Stored entries:
____________
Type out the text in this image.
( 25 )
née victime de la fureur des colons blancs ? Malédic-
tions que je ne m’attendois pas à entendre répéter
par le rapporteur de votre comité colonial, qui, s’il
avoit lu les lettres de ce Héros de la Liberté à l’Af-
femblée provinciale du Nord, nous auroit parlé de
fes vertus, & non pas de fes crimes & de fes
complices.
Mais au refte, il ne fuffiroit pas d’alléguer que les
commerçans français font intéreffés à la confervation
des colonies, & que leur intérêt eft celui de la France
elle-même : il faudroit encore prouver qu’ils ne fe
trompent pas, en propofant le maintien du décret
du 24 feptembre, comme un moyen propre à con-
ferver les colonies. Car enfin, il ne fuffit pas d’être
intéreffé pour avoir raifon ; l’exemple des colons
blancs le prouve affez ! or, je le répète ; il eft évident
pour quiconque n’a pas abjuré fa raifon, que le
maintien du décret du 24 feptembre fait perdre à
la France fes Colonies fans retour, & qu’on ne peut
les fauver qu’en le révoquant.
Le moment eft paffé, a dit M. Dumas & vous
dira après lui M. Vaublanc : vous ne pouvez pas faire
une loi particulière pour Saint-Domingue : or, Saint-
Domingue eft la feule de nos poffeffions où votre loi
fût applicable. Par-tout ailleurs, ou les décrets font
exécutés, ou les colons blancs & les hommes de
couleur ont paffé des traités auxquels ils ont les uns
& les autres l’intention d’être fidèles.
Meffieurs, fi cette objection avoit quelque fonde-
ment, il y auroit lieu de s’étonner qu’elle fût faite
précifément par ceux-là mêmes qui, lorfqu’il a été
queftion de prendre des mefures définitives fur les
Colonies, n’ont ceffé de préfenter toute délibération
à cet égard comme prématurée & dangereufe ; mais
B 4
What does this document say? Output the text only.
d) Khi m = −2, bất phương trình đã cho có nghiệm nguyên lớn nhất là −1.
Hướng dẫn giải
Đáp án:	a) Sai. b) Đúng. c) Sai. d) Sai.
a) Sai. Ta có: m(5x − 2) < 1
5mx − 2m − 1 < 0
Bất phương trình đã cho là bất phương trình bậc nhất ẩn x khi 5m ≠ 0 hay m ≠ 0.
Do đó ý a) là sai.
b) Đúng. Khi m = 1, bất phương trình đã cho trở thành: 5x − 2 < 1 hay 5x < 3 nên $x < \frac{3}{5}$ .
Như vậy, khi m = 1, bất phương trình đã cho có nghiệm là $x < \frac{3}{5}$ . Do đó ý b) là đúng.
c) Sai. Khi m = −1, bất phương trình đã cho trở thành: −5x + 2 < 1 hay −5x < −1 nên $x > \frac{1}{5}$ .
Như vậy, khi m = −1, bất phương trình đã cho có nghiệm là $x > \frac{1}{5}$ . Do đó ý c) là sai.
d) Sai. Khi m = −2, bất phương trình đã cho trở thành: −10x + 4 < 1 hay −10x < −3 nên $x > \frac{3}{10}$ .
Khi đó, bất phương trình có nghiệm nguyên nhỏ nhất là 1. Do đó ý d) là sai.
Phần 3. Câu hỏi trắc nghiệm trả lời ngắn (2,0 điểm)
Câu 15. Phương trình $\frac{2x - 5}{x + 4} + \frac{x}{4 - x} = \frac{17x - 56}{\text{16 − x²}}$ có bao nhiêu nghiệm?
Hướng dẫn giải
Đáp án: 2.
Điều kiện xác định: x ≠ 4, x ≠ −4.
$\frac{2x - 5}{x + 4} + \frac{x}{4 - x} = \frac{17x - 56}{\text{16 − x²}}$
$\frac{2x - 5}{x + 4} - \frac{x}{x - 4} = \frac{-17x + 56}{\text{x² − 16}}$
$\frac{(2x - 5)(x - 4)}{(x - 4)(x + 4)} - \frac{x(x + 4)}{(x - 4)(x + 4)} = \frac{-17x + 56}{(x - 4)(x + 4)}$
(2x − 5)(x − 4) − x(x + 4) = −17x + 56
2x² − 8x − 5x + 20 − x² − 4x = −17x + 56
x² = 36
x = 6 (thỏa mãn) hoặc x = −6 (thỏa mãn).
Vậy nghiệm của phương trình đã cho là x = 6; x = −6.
____________
Exactly reproduce the material above.

= TASK SOLUTION =
Type out the text in this image.
( 25 )
née victime de la fureur des colons blancs ? Malédic-
tions que je ne m’attendois pas à entendre répéter
par le rapporteur de votre comité colonial, qui, s’il
avoit lu les lettres de ce Héros de la Liberté à l’Af-
femblée provinciale du Nord, nous auroit parlé de
fes vertus, & non pas de fes crimes & de fes
complices.
Mais au refte, il ne fuffiroit pas d’alléguer que les
commerçans français font intéreffés à la confervation
des colonies, & que leur intérêt eft celui de la France
elle-même : il faudroit encore prouver qu’ils ne fe
trompent pas, en propofant le maintien du décret
du 24 feptembre, comme un moyen propre à con-
ferver les colonies. Car enfin, il ne fuffit pas d’être
intéreffé pour avoir raifon ; l’exemple des colons
blancs le prouve affez ! or, je le répète ; il eft évident
pour quiconque n’a pas abjuré fa raifon, que le
maintien du décret du 24 feptembre fait perdre à
la France fes Colonies fans retour, & qu’on ne peut
les fauver qu’en le révoquant.
Le moment eft paffé, a dit M. Dumas & vous
dira après lui M. Vaublanc : vous ne pouvez pas faire
une loi particulière pour Saint-Domingue : or, Saint-
Domingue eft la feule de nos poffeffions où votre loi
fût applicable. Par-tout ailleurs, ou les décrets font
exécutés, ou les colons blancs & les hommes de
couleur ont paffé des traités auxquels ils ont les uns
& les autres l’intention d’être fidèles.
Meffieurs, fi cette objection avoit quelque fonde-
ment, il y auroit lieu de s’étonner qu’elle fût faite
précifément par ceux-là mêmes qui, lorfqu’il a été
queftion de prendre des mefures définitives fur les
Colonies, n’ont ceffé de préfenter toute délibération
à cet égard comme prématurée & dangereufe ; mais
B 4
What does this document say? Output the text only.
d) Khi m = −2, bất phương trình đã cho có nghiệm nguyên lớn nhất là −1.
Hướng dẫn giải
Đáp án:	a) Sai. b) Đúng. c) Sai. d) Sai.
a) Sai. Ta có: m(5x − 2) < 1
5mx − 2m − 1 < 0
Bất phương trình đã cho là bất phương trình bậc nhất ẩn x khi 5m ≠ 0 hay m ≠ 0.
Do đó ý a) là sai.
b) Đúng. Khi m = 1, bất phương trình đã cho trở thành: 5x − 2 < 1 hay 5x < 3 nên $x < \frac{3}{5}$ .
Như vậy, khi m = 1, bất phương trình đã cho có nghiệm là $x < \frac{3}{5}$ . Do đó ý b) là đúng.
c) Sai. Khi m = −1, bất phương trình đã cho trở thành: −5x + 2 < 1 hay −5x < −1 nên $x > \frac{1}{5}$ .
Như vậy, khi m = −1, bất phương trình đã cho có nghiệm là $x > \frac{1}{5}$ . Do đó ý c) là sai.
d) Sai. Khi m = −2, bất phương trình đã cho trở thành: −10x + 4 < 1 hay −10x < −3 nên $x > \frac{3}{10}$ .
Khi đó, bất phương trình có nghiệm nguyên nhỏ nhất là 1. Do đó ý d) là sai.
Phần 3. Câu hỏi trắc nghiệm trả lời ngắn (2,0 điểm)
Câu 15. Phương trình $\frac{2x - 5}{x + 4} + \frac{x}{4 - x} = \frac{17x - 56}{\text{16 − x²}}$ có bao nhiêu nghiệm?
Hướng dẫn giải
Đáp án: 2.
Điều kiện xác định: x ≠ 4, x ≠ −4.
$\frac{2x - 5}{x + 4} + \frac{x}{4 - x} = \frac{17x - 56}{\text{16 − x²}}$
$\frac{2x - 5}{x + 4} - \frac{x}{x - 4} = \frac{-17x + 56}{\text{x² − 16}}$
$\frac{(2x - 5)(x - 4)}{(x - 4)(x + 4)} - \frac{x(x + 4)}{(x - 4)(x + 4)} = \frac{-17x + 56}{(x - 4)(x + 4)}$
(2x − 5)(x − 4) − x(x + 4) = −17x + 56
2x² − 8x − 5x + 20 − x² − 4x = −17x + 56
x² = 36
x = 6 (thỏa mãn) hoặc x = −6 (thỏa mãn).
Vậy nghiệm của phương trình đã cho là x = 6; x = −6.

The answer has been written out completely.